Data provided ▸
********
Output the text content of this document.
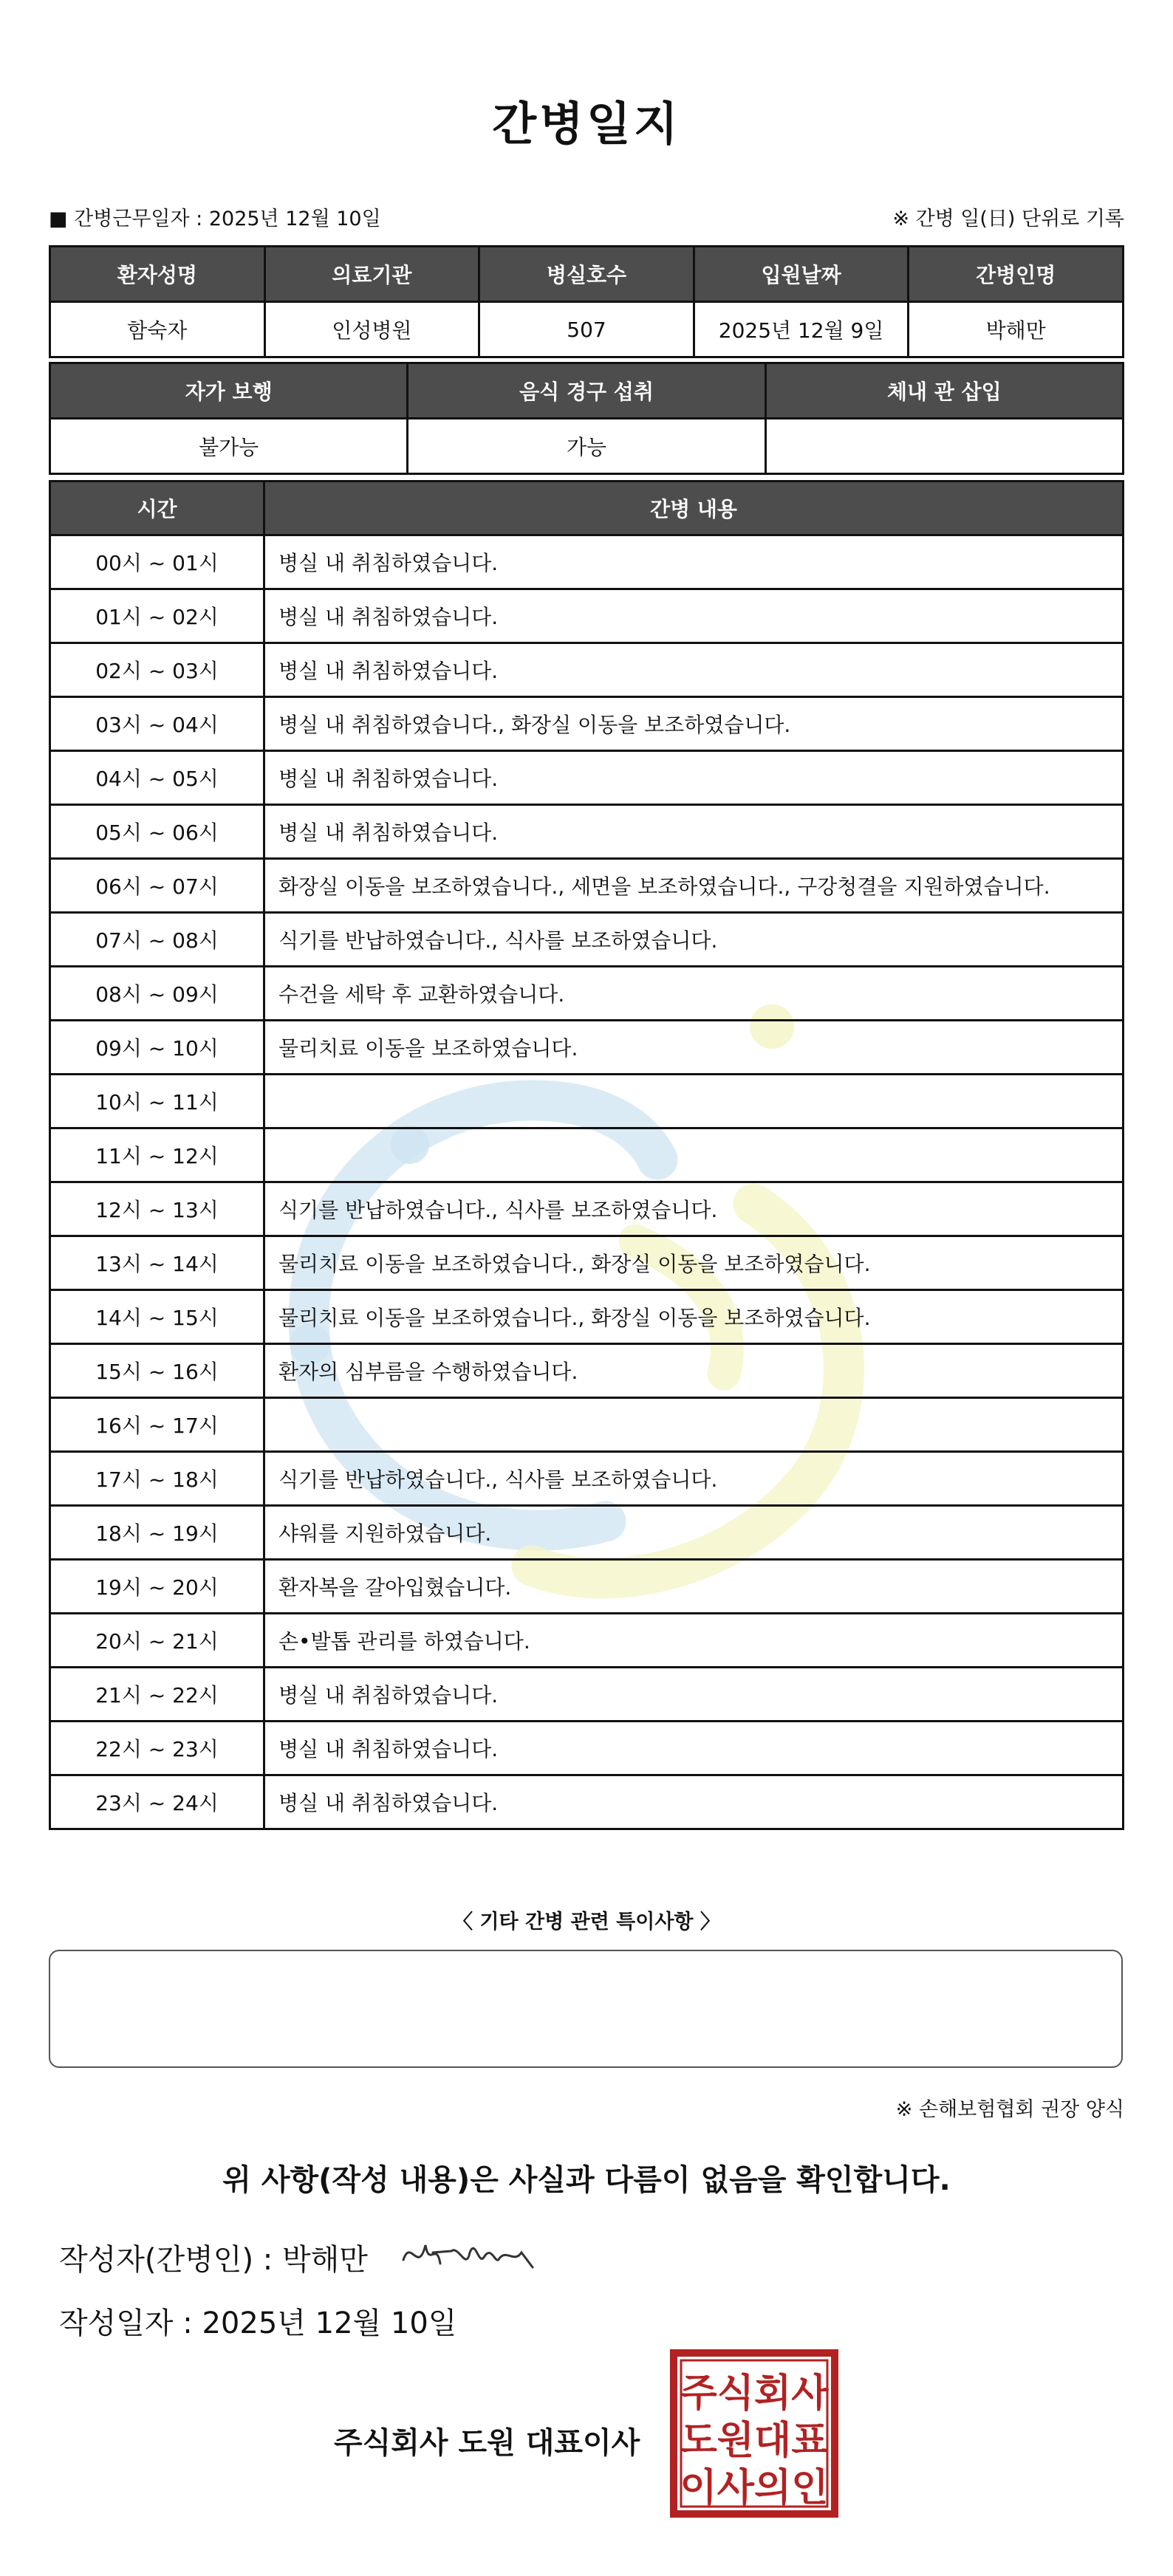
간병일지
■ 간병근무일자 : 2025년 12월 10일	※ 간병 일(日) 단위로 기록
환자성명	의료기관	병실호수	입원날짜	간병인명
함숙자	인성병원	507	2025년 12월 9일	박해만
자가 보행	음식 경구 섭취	체내 관 삽입
불가능	가능	
시간	간병 내용
00시 ~ 01시	병실 내 취침하였습니다.
01시 ~ 02시	병실 내 취침하였습니다.
02시 ~ 03시	병실 내 취침하였습니다.
03시 ~ 04시	병실 내 취침하였습니다., 화장실 이동을 보조하였습니다.
04시 ~ 05시	병실 내 취침하였습니다.
05시 ~ 06시	병실 내 취침하였습니다.
06시 ~ 07시	화장실 이동을 보조하였습니다., 세면을 보조하였습니다., 구강청결을 지원하였습니다.
07시 ~ 08시	식기를 반납하였습니다., 식사를 보조하였습니다.
08시 ~ 09시	수건을 세탁 후 교환하였습니다.
09시 ~ 10시	물리치료 이동을 보조하였습니다.
10시 ~ 11시	
11시 ~ 12시	
12시 ~ 13시	식기를 반납하였습니다., 식사를 보조하였습니다.
13시 ~ 14시	물리치료 이동을 보조하였습니다., 화장실 이동을 보조하였습니다.
14시 ~ 15시	물리치료 이동을 보조하였습니다., 화장실 이동을 보조하였습니다.
15시 ~ 16시	환자의 심부름을 수행하였습니다.
16시 ~ 17시	
17시 ~ 18시	식기를 반납하였습니다., 식사를 보조하였습니다.
18시 ~ 19시	샤워를 지원하였습니다.
19시 ~ 20시	환자복을 갈아입혔습니다.
20시 ~ 21시	손•발톱 관리를 하였습니다.
21시 ~ 22시	병실 내 취침하였습니다.
22시 ~ 23시	병실 내 취침하였습니다.
23시 ~ 24시	병실 내 취침하였습니다.
〈 기타 간병 관련 특이사항 〉
※ 손해보험협회 권장 양식
위 사항(작성 내용)은 사실과 다름이 없음을 확인합니다.
작성자(간병인) : 박해만
작성일자 : 2025년 12월 10일
주식회사 도원 대표이사
주식회사
도원대표
이사의인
********
Extract every line above containing the word "반납하였습니다".

07시 ~ 08시	식기를 반납하였습니다., 식사를 보조하였습니다.
12시 ~ 13시	식기를 반납하였습니다., 식사를 보조하였습니다.
17시 ~ 18시	식기를 반납하였습니다., 식사를 보조하였습니다.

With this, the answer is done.